(Figure data in JSON)
**********

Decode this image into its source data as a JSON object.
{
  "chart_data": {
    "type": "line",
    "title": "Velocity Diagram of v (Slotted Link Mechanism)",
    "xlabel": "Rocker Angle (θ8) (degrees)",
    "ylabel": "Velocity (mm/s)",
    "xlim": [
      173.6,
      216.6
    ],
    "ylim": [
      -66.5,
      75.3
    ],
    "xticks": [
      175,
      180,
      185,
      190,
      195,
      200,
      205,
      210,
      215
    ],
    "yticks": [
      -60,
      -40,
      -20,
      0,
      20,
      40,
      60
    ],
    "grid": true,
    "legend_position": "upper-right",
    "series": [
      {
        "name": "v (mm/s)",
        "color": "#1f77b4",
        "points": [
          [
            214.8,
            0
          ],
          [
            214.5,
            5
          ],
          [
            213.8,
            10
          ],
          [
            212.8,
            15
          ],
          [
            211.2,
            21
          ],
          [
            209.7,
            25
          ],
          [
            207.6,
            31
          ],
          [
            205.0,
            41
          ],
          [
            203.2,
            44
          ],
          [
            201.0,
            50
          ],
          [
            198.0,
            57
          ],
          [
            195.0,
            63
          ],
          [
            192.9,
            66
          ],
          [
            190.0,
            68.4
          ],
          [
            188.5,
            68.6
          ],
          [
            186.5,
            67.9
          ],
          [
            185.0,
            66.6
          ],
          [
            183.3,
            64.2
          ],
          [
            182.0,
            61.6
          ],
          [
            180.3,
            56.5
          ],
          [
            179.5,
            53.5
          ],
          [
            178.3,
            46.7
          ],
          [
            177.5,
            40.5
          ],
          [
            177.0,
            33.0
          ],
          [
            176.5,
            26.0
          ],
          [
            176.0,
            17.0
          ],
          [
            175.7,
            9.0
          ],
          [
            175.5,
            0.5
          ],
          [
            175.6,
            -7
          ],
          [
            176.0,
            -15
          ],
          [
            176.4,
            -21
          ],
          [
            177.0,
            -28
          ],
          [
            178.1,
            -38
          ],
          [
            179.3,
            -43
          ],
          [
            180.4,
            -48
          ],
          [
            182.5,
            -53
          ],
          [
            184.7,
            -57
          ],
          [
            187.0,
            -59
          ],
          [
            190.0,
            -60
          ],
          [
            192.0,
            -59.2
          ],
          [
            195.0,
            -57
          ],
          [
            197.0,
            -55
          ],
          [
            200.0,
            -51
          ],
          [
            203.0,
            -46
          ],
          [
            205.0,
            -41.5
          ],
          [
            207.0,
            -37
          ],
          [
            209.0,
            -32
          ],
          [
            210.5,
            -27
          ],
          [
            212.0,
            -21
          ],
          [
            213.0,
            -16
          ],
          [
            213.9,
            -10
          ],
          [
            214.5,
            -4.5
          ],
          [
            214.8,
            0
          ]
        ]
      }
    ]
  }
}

**********

AIM OF THE EXERCISE
Reproduce the full listing above, character for character.

EXPECTED ANSWER
Decode this image into its source data as a JSON object.
{
  "chart_data": {
    "type": "line",
    "title": "Velocity Diagram of v (Slotted Link Mechanism)",
    "xlabel": "Rocker Angle (θ8) (degrees)",
    "ylabel": "Velocity (mm/s)",
    "xlim": [
      173.6,
      216.6
    ],
    "ylim": [
      -66.5,
      75.3
    ],
    "xticks": [
      175,
      180,
      185,
      190,
      195,
      200,
      205,
      210,
      215
    ],
    "yticks": [
      -60,
      -40,
      -20,
      0,
      20,
      40,
      60
    ],
    "grid": true,
    "legend_position": "upper-right",
    "series": [
      {
        "name": "v (mm/s)",
        "color": "#1f77b4",
        "points": [
          [
            214.8,
            0
          ],
          [
            214.5,
            5
          ],
          [
            213.8,
            10
          ],
          [
            212.8,
            15
          ],
          [
            211.2,
            21
          ],
          [
            209.7,
            25
          ],
          [
            207.6,
            31
          ],
          [
            205.0,
            41
          ],
          [
            203.2,
            44
          ],
          [
            201.0,
            50
          ],
          [
            198.0,
            57
          ],
          [
            195.0,
            63
          ],
          [
            192.9,
            66
          ],
          [
            190.0,
            68.4
          ],
          [
            188.5,
            68.6
          ],
          [
            186.5,
            67.9
          ],
          [
            185.0,
            66.6
          ],
          [
            183.3,
            64.2
          ],
          [
            182.0,
            61.6
          ],
          [
            180.3,
            56.5
          ],
          [
            179.5,
            53.5
          ],
          [
            178.3,
            46.7
          ],
          [
            177.5,
            40.5
          ],
          [
            177.0,
            33.0
          ],
          [
            176.5,
            26.0
          ],
          [
            176.0,
            17.0
          ],
          [
            175.7,
            9.0
          ],
          [
            175.5,
            0.5
          ],
          [
            175.6,
            -7
          ],
          [
            176.0,
            -15
          ],
          [
            176.4,
            -21
          ],
          [
            177.0,
            -28
          ],
          [
            178.1,
            -38
          ],
          [
            179.3,
            -43
          ],
          [
            180.4,
            -48
          ],
          [
            182.5,
            -53
          ],
          [
            184.7,
            -57
          ],
          [
            187.0,
            -59
          ],
          [
            190.0,
            -60
          ],
          [
            192.0,
            -59.2
          ],
          [
            195.0,
            -57
          ],
          [
            197.0,
            -55
          ],
          [
            200.0,
            -51
          ],
          [
            203.0,
            -46
          ],
          [
            205.0,
            -41.5
          ],
          [
            207.0,
            -37
          ],
          [
            209.0,
            -32
          ],
          [
            210.5,
            -27
          ],
          [
            212.0,
            -21
          ],
          [
            213.0,
            -16
          ],
          [
            213.9,
            -10
          ],
          [
            214.5,
            -4.5
          ],
          [
            214.8,
            0
          ]
        ]
      }
    ]
  }
}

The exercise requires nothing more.